» **WHAT YOU WILL DO**: The complete listing should be restated exactly.

= = = =

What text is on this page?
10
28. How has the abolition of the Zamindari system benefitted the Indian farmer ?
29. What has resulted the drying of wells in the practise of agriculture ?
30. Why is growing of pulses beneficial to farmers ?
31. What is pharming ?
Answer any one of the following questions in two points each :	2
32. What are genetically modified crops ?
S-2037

= = = =

» **OUTPUT FOR THIS TASK**:
What text is on this page?
10
28. How has the abolition of the Zamindari system benefitted the Indian farmer ?
29. What has resulted the drying of wells in the practise of agriculture ?
30. Why is growing of pulses beneficial to farmers ?
31. What is pharming ?
Answer any one of the following questions in two points each :	2
32. What are genetically modified crops ?
S-2037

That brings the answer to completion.